* Task directions *
Pick out every line with the word "this" and copy it.

* Supplied records *

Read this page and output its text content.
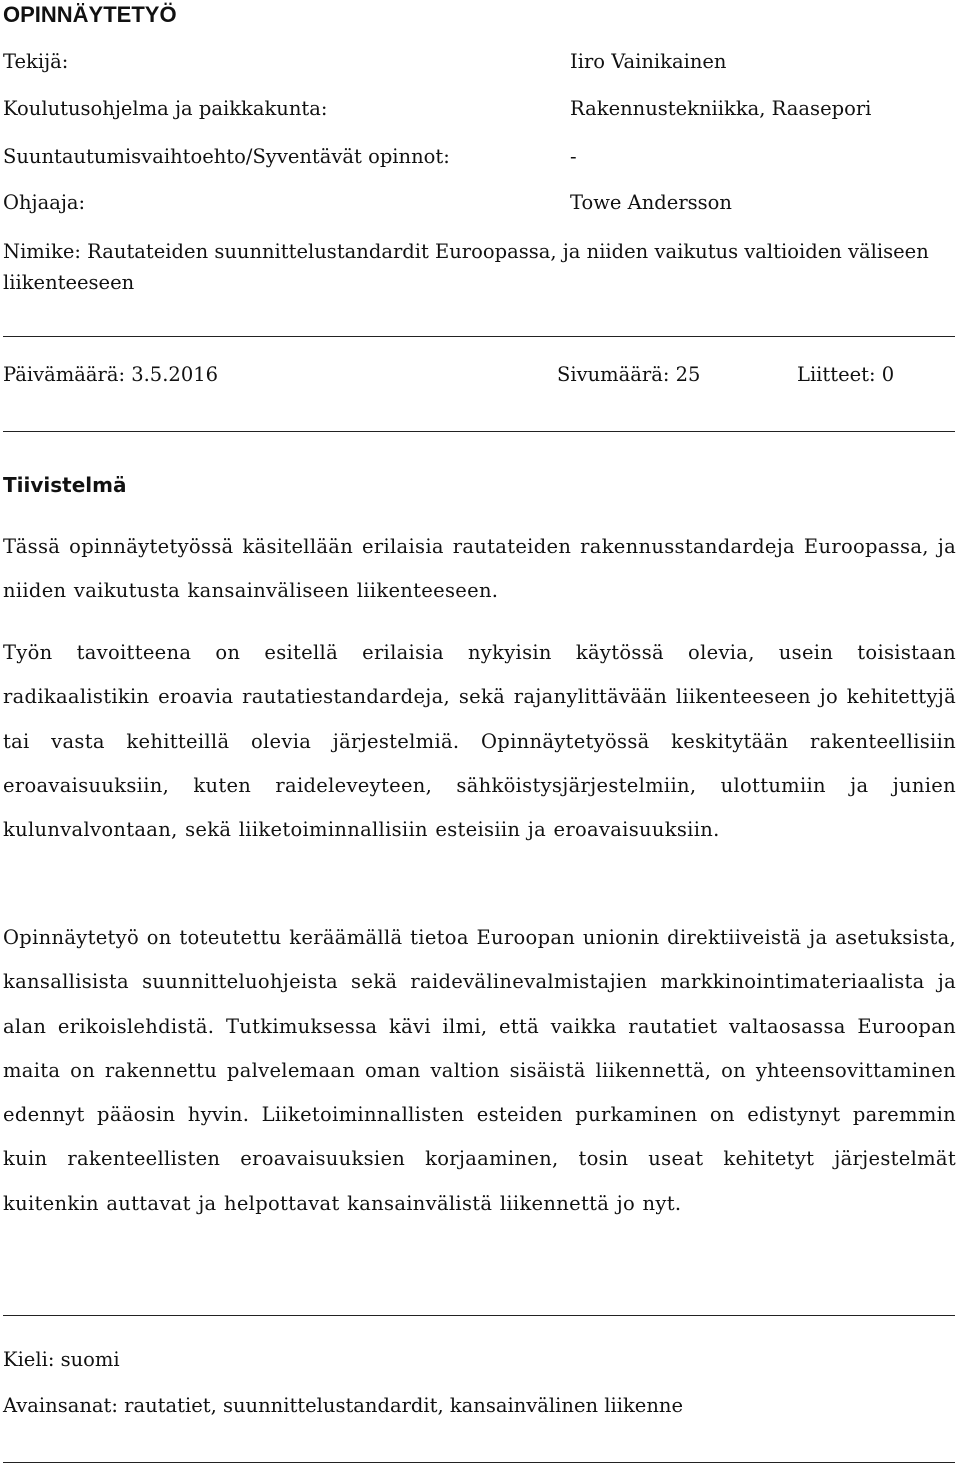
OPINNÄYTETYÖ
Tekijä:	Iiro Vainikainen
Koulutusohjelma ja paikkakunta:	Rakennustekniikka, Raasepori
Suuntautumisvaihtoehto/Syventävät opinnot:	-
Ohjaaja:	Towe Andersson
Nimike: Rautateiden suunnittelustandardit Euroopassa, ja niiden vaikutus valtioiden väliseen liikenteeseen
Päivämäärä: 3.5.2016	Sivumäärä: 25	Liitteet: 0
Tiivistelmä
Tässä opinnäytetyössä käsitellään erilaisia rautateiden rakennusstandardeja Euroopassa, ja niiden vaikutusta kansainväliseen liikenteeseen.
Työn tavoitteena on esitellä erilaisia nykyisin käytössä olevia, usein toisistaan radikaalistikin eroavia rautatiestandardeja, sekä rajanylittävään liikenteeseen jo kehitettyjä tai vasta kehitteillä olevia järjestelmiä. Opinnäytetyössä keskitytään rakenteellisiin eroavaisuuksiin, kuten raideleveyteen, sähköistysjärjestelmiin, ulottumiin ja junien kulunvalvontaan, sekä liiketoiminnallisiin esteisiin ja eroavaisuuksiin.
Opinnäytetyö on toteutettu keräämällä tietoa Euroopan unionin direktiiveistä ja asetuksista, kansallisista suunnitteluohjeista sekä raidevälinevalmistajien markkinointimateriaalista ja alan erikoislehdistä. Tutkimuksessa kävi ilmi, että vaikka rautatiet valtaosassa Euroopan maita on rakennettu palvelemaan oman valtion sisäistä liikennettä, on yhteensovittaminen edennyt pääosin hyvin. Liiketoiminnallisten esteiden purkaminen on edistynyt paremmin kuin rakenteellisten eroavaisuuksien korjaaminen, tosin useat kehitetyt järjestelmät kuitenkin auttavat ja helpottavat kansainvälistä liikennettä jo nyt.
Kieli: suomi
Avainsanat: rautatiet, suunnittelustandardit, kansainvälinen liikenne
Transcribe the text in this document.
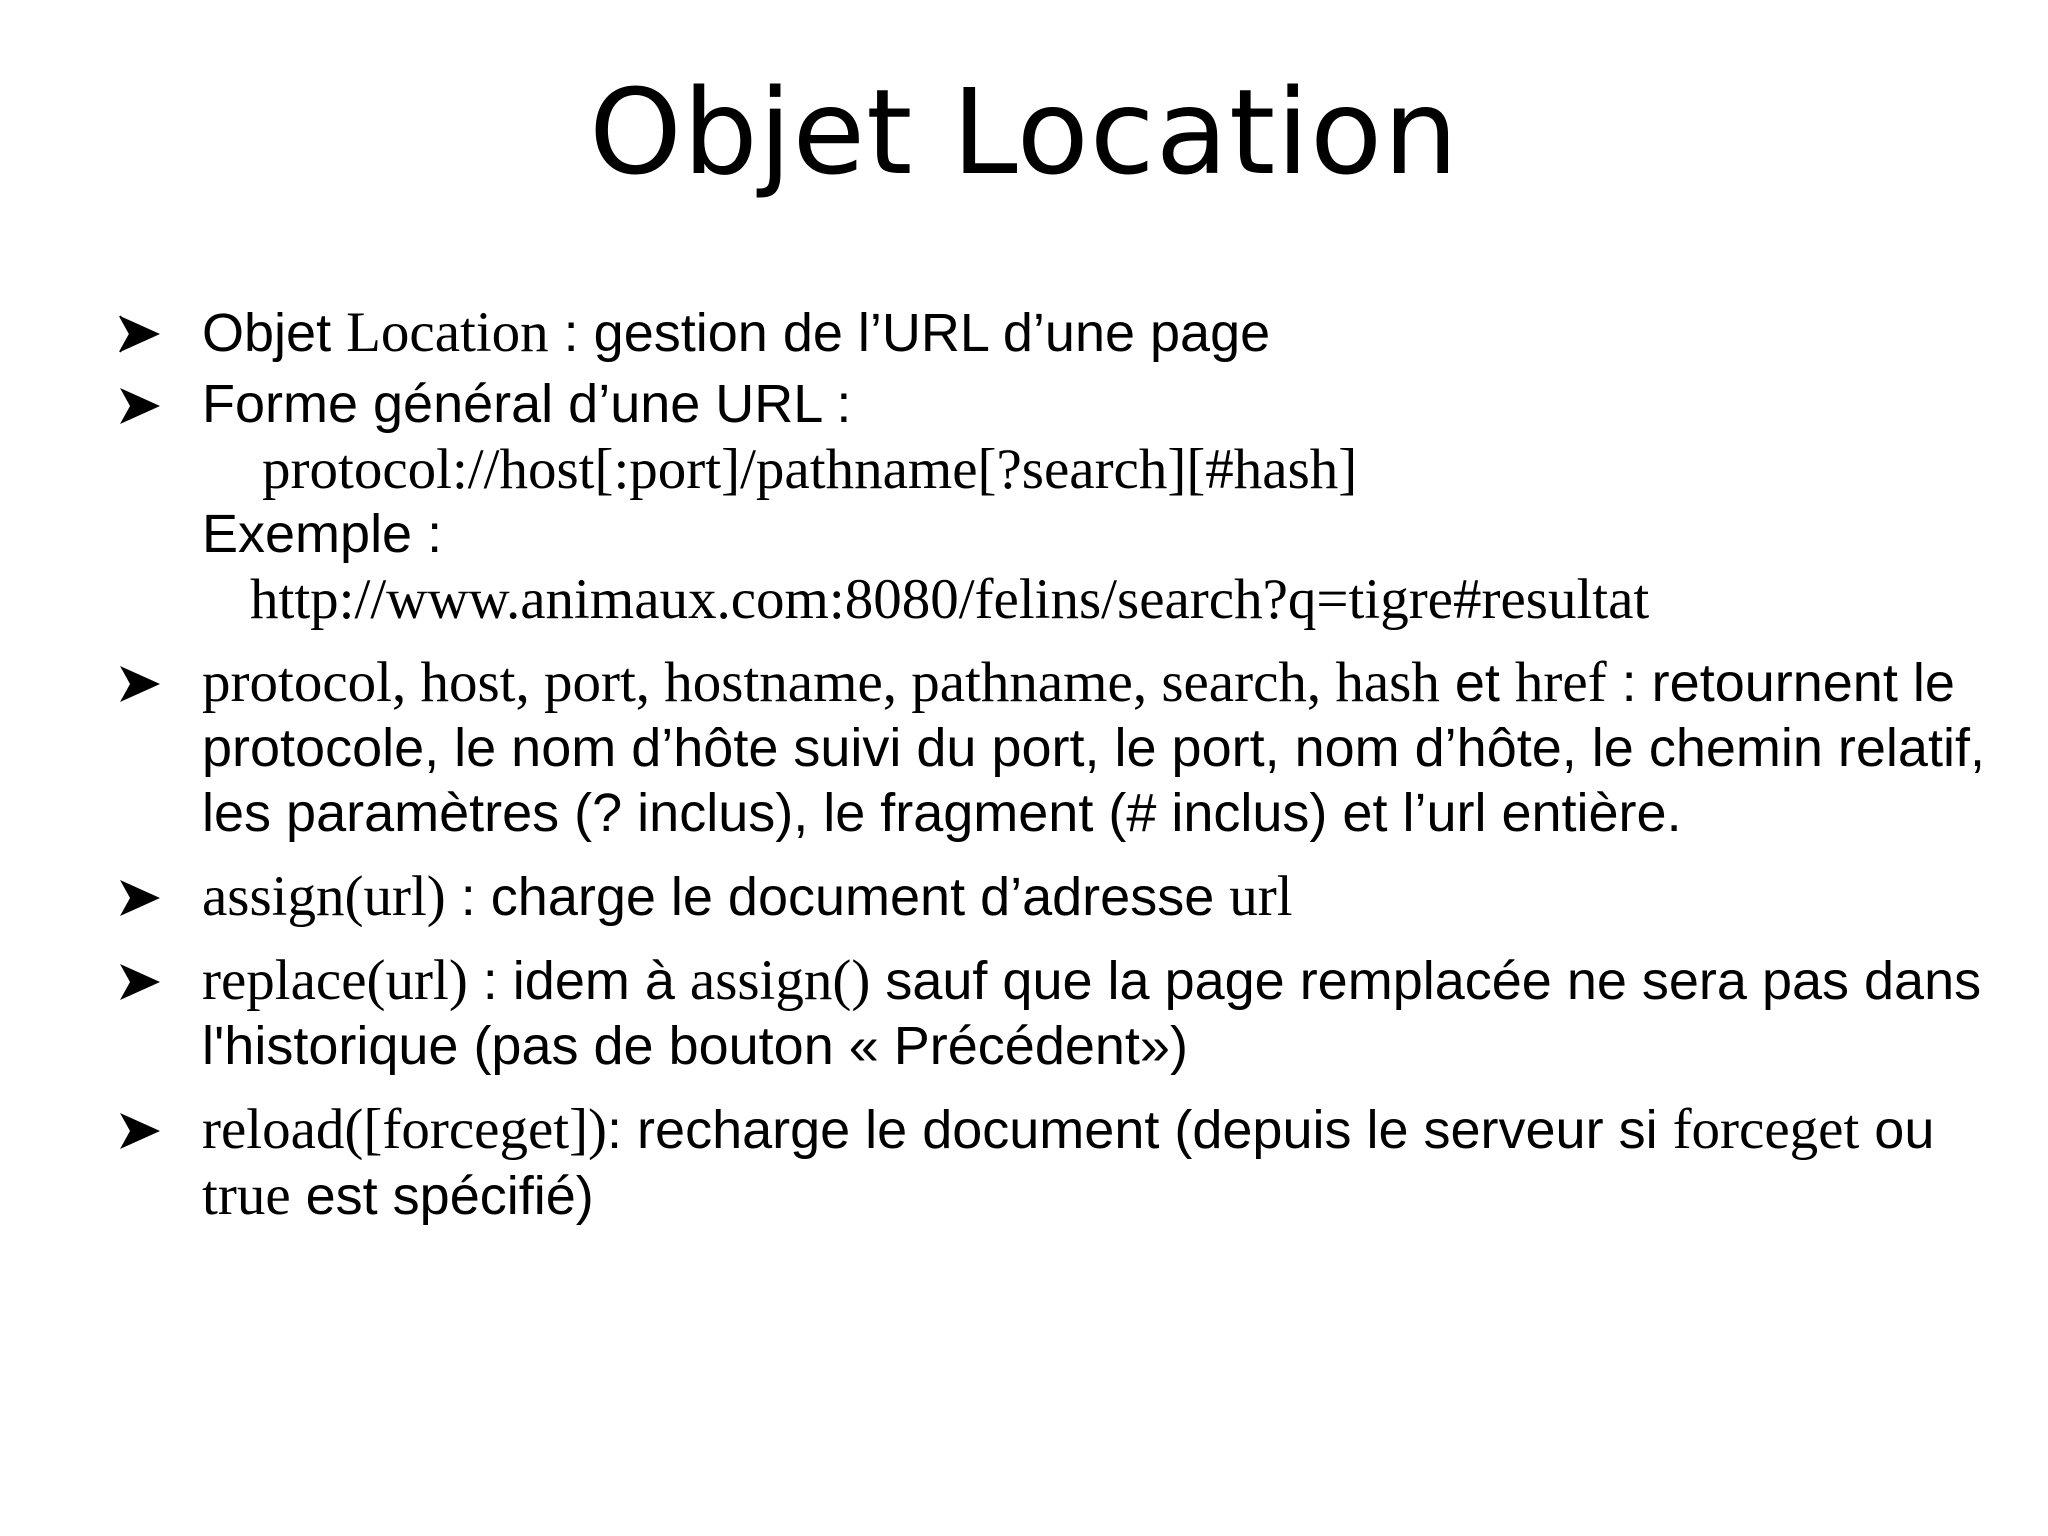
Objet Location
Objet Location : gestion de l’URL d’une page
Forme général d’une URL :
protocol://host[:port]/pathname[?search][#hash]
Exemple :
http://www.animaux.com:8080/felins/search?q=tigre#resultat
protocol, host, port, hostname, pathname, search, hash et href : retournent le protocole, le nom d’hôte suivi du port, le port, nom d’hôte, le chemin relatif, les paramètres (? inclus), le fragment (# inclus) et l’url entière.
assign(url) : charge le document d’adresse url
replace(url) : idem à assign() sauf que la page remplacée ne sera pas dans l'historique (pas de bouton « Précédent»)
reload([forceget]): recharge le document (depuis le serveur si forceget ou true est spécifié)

* Task answer *
Read this page and output its text content.
Transcribe the text in this document.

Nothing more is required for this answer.